Saved data entries

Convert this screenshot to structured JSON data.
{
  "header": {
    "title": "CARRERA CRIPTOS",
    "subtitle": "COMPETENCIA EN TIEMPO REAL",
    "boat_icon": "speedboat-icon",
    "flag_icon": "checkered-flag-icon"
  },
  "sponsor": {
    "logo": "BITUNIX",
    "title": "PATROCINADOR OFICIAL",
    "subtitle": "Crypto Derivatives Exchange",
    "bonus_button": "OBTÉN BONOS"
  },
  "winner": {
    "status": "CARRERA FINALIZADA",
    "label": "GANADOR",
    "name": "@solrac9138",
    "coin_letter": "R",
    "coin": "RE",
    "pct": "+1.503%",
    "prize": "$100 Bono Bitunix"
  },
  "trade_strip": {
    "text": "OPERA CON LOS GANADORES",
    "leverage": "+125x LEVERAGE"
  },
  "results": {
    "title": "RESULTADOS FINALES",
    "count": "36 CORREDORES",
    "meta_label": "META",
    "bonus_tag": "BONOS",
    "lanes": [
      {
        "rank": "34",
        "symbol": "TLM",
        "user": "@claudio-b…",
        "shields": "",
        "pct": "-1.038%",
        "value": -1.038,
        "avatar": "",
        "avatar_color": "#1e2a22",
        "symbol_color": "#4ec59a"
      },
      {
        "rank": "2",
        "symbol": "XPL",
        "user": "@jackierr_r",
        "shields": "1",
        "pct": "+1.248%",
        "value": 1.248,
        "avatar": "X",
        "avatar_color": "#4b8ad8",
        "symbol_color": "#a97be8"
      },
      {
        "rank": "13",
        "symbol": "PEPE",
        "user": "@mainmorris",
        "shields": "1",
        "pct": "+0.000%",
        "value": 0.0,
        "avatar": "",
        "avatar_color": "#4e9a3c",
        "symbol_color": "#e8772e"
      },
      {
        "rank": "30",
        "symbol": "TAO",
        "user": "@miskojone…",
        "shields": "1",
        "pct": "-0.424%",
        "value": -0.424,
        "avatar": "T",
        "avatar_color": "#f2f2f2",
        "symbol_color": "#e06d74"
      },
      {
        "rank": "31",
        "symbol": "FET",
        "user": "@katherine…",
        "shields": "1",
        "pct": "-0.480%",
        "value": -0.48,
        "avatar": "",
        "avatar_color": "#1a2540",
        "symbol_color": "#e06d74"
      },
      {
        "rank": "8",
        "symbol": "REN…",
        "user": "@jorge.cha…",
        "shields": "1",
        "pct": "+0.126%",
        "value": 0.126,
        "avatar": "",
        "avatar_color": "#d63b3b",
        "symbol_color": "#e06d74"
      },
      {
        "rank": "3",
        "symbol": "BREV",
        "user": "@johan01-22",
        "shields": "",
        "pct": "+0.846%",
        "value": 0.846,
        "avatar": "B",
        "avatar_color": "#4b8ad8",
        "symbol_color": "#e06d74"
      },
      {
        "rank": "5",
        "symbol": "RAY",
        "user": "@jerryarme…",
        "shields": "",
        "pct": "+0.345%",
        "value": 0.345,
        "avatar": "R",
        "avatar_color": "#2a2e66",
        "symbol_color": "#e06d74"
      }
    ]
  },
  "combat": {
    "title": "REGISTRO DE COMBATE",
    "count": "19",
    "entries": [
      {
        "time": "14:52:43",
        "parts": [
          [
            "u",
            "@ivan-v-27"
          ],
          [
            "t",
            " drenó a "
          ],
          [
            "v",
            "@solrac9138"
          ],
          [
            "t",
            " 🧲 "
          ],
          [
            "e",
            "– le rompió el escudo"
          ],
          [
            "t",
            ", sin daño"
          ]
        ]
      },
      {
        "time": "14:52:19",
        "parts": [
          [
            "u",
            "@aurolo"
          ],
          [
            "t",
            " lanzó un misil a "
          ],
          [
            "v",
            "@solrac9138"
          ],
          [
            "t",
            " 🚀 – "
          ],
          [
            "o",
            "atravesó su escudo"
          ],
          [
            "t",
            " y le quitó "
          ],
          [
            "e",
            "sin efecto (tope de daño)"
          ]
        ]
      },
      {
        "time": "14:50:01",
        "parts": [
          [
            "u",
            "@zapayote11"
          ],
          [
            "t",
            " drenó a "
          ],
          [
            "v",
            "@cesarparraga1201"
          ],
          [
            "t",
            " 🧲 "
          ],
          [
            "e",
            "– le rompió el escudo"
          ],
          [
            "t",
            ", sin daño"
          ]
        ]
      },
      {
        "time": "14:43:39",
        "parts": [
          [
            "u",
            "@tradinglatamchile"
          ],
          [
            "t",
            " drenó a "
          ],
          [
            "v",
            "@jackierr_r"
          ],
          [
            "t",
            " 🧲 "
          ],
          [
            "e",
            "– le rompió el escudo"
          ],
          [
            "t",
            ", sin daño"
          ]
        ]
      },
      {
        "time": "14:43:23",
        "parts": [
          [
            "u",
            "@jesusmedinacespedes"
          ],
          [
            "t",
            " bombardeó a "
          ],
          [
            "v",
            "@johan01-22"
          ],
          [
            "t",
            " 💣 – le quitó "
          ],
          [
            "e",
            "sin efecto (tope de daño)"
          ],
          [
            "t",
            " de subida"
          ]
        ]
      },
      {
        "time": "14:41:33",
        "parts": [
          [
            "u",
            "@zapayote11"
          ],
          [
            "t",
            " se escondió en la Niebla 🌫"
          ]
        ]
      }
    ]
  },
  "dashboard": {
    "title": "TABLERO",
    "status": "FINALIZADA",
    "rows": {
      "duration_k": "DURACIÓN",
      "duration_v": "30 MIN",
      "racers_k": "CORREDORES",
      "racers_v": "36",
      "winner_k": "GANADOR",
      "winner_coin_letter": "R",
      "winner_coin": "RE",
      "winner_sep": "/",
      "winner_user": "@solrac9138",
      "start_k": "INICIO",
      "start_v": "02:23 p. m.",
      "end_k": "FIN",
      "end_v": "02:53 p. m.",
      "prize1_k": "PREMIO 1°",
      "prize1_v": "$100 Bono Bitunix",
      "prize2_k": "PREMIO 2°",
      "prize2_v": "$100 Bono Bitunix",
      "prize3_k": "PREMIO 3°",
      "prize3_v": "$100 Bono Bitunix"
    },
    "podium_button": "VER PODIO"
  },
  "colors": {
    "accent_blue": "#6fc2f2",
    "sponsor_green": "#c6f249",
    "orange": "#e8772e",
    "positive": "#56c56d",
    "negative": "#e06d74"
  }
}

▶ _Requirement_:
How many lines in the entries contain the string "CARRERA"? Answer with the number only.

▶ _Response to this task_:
2